* **WHAT IS REQUIRED**
Will you output all of the data below exactly, omitting the images?

-=-=-=-=-

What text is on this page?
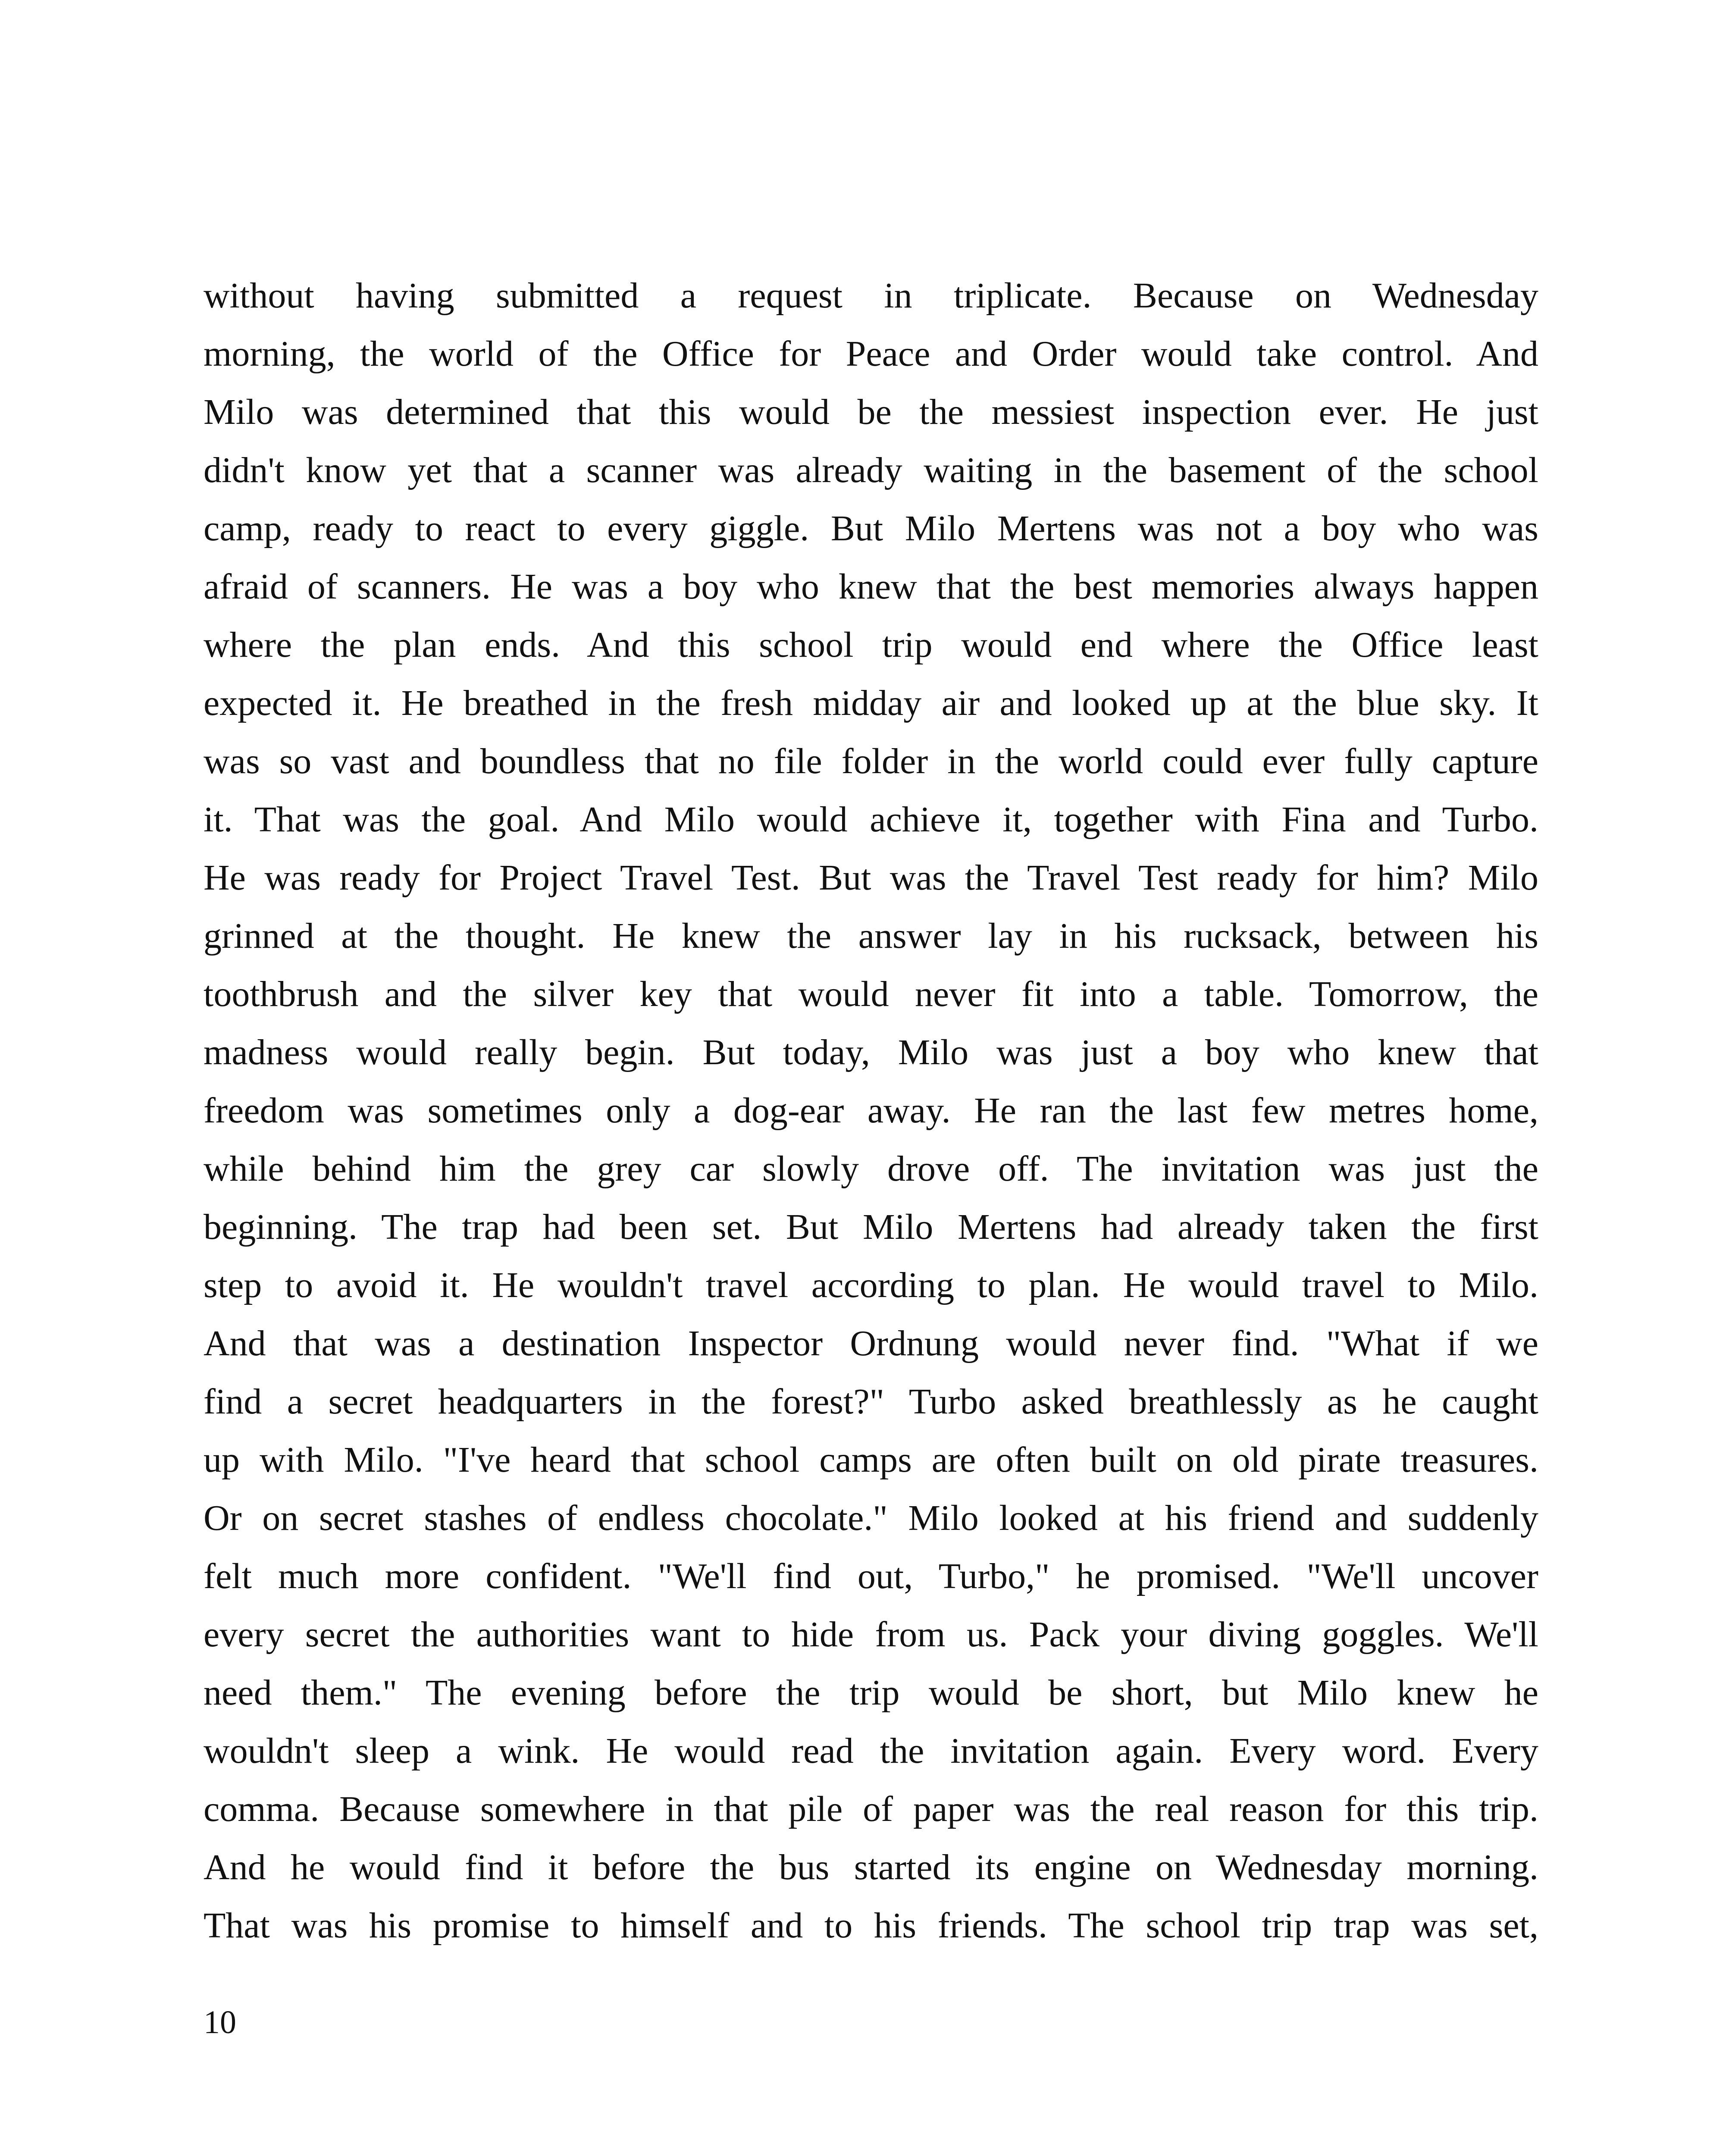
without having submitted a request in triplicate. Because on Wednesday
morning, the world of the Office for Peace and Order would take control. And
Milo was determined that this would be the messiest inspection ever. He just
didn't know yet that a scanner was already waiting in the basement of the school
camp, ready to react to every giggle. But Milo Mertens was not a boy who was
afraid of scanners. He was a boy who knew that the best memories always happen
where the plan ends. And this school trip would end where the Office least
expected it. He breathed in the fresh midday air and looked up at the blue sky. It
was so vast and boundless that no file folder in the world could ever fully capture
it. That was the goal. And Milo would achieve it, together with Fina and Turbo.
He was ready for Project Travel Test. But was the Travel Test ready for him? Milo
grinned at the thought. He knew the answer lay in his rucksack, between his
toothbrush and the silver key that would never fit into a table. Tomorrow, the
madness would really begin. But today, Milo was just a boy who knew that
freedom was sometimes only a dog-ear away. He ran the last few metres home,
while behind him the grey car slowly drove off. The invitation was just the
beginning. The trap had been set. But Milo Mertens had already taken the first
step to avoid it. He wouldn't travel according to plan. He would travel to Milo.
And that was a destination Inspector Ordnung would never find. "What if we
find a secret headquarters in the forest?" Turbo asked breathlessly as he caught
up with Milo. "I've heard that school camps are often built on old pirate treasures.
Or on secret stashes of endless chocolate." Milo looked at his friend and suddenly
felt much more confident. "We'll find out, Turbo," he promised. "We'll uncover
every secret the authorities want to hide from us. Pack your diving goggles. We'll
need them." The evening before the trip would be short, but Milo knew he
wouldn't sleep a wink. He would read the invitation again. Every word. Every
comma. Because somewhere in that pile of paper was the real reason for this trip.
And he would find it before the bus started its engine on Wednesday morning.
That was his promise to himself and to his friends. The school trip trap was set,

10
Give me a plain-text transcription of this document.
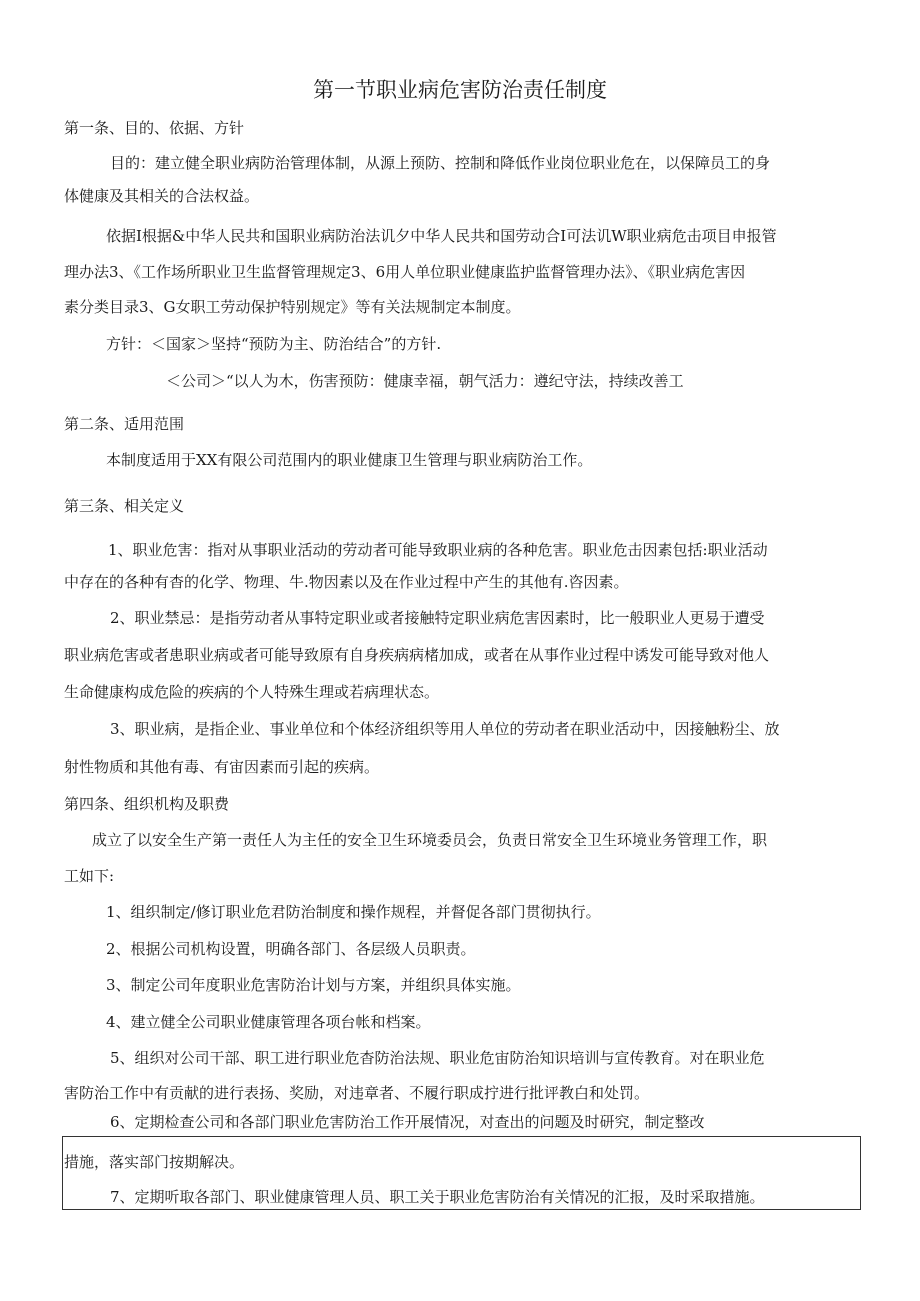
第一节职业病危害防治责任制度
第一条、目的、依据、方针
目的：建立健全职业病防治管理体制，从源上预防、控制和降低作业岗位职业危在，以保障员工的身
体健康及其相关的合法权益。
依据I根据&中华人民共和国职业病防治法讥夕中华人民共和国劳动合I可法讥W职业病危击项目申报管
理办法3、《工作场所职业卫生监督管理规定3、6用人单位职业健康监护监督管理办法》、《职业病危害因
素分类目录3、G女职工劳动保护特别规定》等有关法规制定本制度。
方针：＜国家＞坚持“预防为主、防治结合”的方针.
＜公司＞“以人为木，伤害预防：健康幸福，朝气活力：遵纪守法，持续改善工
第二条、适用范围
本制度适用于XX有限公司范围内的职业健康卫生管理与职业病防治工作。
第三条、相关定义
1、职业危害：指对从事职业活动的劳动者可能导致职业病的各种危害。职业危击因素包括:职业活动
中存在的各种有杳的化学、物理、牛.物因素以及在作业过程中产生的其他有.咨因素。
2、职业禁忌：是指劳动者从事特定职业或者接触特定职业病危害因素时，比一般职业人更易于遭受
职业病危害或者患职业病或者可能导致原有自身疾病病楮加成，或者在从事作业过程中诱发可能导致对他人
生命健康构成危险的疾病的个人特殊生理或若病理状态。
3、职业病，是指企业、事业单位和个体经济组织等用人单位的劳动者在职业活动中，因接触粉尘、放
射性物质和其他有毒、有宙因素而引起的疾病。
第四条、组织机构及职费
成立了以安全生产第一责任人为主任的安全卫生环境委员会，负责日常安全卫生环境业务管理工作，职
工如下:
1、组织制定/修订职业危君防治制度和操作规程，并督促各部门贯彻执行。
2、根据公司机构设置，明确各部门、各层级人员职责。
3、制定公司年度职业危害防治计划与方案，并组织具体实施。
4、建立健全公司职业健康管理各项台帐和档案。
5、组织对公司干部、职工进行职业危杳防治法规、职业危宙防治知识培训与宣传教育。对在职业危
害防治工作中有贡献的进行表扬、奖励，对违章者、不履行职成拧进行批评教白和处罚。
6、定期检查公司和各部门职业危害防治工作开展情况，对查出的问题及时研究，制定整改
措施，落实部门按期解决。
7、定期听取各部门、职业健康管理人员、职工关于职业危害防治有关情况的汇报，及时采取措施。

-=-=-=-=-

* **RESULT OF THIS EXERCISE**
What text is on this page?
without having submitted a request in triplicate. Because on Wednesday
morning, the world of the Office for Peace and Order would take control. And
Milo was determined that this would be the messiest inspection ever. He just
didn't know yet that a scanner was already waiting in the basement of the school
camp, ready to react to every giggle. But Milo Mertens was not a boy who was
afraid of scanners. He was a boy who knew that the best memories always happen
where the plan ends. And this school trip would end where the Office least
expected it. He breathed in the fresh midday air and looked up at the blue sky. It
was so vast and boundless that no file folder in the world could ever fully capture
it. That was the goal. And Milo would achieve it, together with Fina and Turbo.
He was ready for Project Travel Test. But was the Travel Test ready for him? Milo
grinned at the thought. He knew the answer lay in his rucksack, between his
toothbrush and the silver key that would never fit into a table. Tomorrow, the
madness would really begin. But today, Milo was just a boy who knew that
freedom was sometimes only a dog-ear away. He ran the last few metres home,
while behind him the grey car slowly drove off. The invitation was just the
beginning. The trap had been set. But Milo Mertens had already taken the first
step to avoid it. He wouldn't travel according to plan. He would travel to Milo.
And that was a destination Inspector Ordnung would never find. "What if we
find a secret headquarters in the forest?" Turbo asked breathlessly as he caught
up with Milo. "I've heard that school camps are often built on old pirate treasures.
Or on secret stashes of endless chocolate." Milo looked at his friend and suddenly
felt much more confident. "We'll find out, Turbo," he promised. "We'll uncover
every secret the authorities want to hide from us. Pack your diving goggles. We'll
need them." The evening before the trip would be short, but Milo knew he
wouldn't sleep a wink. He would read the invitation again. Every word. Every
comma. Because somewhere in that pile of paper was the real reason for this trip.
And he would find it before the bus started its engine on Wednesday morning.
That was his promise to himself and to his friends. The school trip trap was set,

10
Give me a plain-text transcription of this document.
第一节职业病危害防治责任制度
第一条、目的、依据、方针
目的：建立健全职业病防治管理体制，从源上预防、控制和降低作业岗位职业危在，以保障员工的身
体健康及其相关的合法权益。
依据I根据&中华人民共和国职业病防治法讥夕中华人民共和国劳动合I可法讥W职业病危击项目申报管
理办法3、《工作场所职业卫生监督管理规定3、6用人单位职业健康监护监督管理办法》、《职业病危害因
素分类目录3、G女职工劳动保护特别规定》等有关法规制定本制度。
方针：＜国家＞坚持“预防为主、防治结合”的方针.
＜公司＞“以人为木，伤害预防：健康幸福，朝气活力：遵纪守法，持续改善工
第二条、适用范围
本制度适用于XX有限公司范围内的职业健康卫生管理与职业病防治工作。
第三条、相关定义
1、职业危害：指对从事职业活动的劳动者可能导致职业病的各种危害。职业危击因素包括:职业活动
中存在的各种有杳的化学、物理、牛.物因素以及在作业过程中产生的其他有.咨因素。
2、职业禁忌：是指劳动者从事特定职业或者接触特定职业病危害因素时，比一般职业人更易于遭受
职业病危害或者患职业病或者可能导致原有自身疾病病楮加成，或者在从事作业过程中诱发可能导致对他人
生命健康构成危险的疾病的个人特殊生理或若病理状态。
3、职业病，是指企业、事业单位和个体经济组织等用人单位的劳动者在职业活动中，因接触粉尘、放
射性物质和其他有毒、有宙因素而引起的疾病。
第四条、组织机构及职费
成立了以安全生产第一责任人为主任的安全卫生环境委员会，负责日常安全卫生环境业务管理工作，职
工如下:
1、组织制定/修订职业危君防治制度和操作规程，并督促各部门贯彻执行。
2、根据公司机构设置，明确各部门、各层级人员职责。
3、制定公司年度职业危害防治计划与方案，并组织具体实施。
4、建立健全公司职业健康管理各项台帐和档案。
5、组织对公司干部、职工进行职业危杳防治法规、职业危宙防治知识培训与宣传教育。对在职业危
害防治工作中有贡献的进行表扬、奖励，对违章者、不履行职成拧进行批评教白和处罚。
6、定期检查公司和各部门职业危害防治工作开展情况，对查出的问题及时研究，制定整改
措施，落实部门按期解决。
7、定期听取各部门、职业健康管理人员、职工关于职业危害防治有关情况的汇报，及时采取措施。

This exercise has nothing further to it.